• _The problem_
Go through each line of the records below and count those with the word "caption"; give only the total.

++++ Excerpted records

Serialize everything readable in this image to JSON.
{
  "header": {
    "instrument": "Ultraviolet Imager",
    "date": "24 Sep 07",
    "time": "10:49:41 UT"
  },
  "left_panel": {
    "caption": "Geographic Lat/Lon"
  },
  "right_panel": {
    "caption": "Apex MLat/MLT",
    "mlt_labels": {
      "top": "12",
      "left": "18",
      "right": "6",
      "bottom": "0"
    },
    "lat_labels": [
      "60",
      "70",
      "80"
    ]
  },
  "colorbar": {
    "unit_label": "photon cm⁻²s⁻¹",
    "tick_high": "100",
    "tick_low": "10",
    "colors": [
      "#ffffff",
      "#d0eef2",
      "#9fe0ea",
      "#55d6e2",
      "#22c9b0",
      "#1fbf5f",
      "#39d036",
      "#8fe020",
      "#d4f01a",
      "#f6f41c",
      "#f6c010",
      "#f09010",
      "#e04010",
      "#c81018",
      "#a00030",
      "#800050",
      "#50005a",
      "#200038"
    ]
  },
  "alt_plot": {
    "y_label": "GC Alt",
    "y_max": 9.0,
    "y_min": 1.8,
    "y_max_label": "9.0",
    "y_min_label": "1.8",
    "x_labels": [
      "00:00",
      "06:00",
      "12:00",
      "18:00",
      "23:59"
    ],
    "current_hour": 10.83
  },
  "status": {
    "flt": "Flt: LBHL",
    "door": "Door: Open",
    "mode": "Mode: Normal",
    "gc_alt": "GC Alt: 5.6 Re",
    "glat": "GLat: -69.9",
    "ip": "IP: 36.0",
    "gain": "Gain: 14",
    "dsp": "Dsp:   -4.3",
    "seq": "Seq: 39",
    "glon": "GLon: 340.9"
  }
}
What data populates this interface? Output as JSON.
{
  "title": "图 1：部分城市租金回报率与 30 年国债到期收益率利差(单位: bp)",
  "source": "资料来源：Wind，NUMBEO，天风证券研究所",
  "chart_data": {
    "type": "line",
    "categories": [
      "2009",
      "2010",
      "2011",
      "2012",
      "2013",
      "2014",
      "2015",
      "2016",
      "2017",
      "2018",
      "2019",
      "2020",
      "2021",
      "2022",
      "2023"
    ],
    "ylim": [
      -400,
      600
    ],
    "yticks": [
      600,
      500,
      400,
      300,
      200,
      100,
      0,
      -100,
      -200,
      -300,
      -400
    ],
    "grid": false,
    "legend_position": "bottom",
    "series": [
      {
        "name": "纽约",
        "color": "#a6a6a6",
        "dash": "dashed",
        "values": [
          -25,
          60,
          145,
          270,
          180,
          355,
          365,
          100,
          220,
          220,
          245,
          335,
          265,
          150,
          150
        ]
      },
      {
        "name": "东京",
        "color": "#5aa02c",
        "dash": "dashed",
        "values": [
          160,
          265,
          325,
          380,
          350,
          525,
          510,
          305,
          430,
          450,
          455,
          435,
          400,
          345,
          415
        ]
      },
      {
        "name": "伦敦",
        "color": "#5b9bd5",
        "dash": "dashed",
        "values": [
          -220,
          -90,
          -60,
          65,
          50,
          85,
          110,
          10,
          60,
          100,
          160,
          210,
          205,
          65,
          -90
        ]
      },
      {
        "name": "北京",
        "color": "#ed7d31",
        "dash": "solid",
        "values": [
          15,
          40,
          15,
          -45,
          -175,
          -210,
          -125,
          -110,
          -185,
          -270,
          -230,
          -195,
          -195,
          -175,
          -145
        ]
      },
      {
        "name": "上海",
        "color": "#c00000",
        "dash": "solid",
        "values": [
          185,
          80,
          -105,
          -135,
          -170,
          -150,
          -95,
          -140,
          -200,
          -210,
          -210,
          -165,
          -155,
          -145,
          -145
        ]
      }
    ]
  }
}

++++++++

• _Answer for the task_
2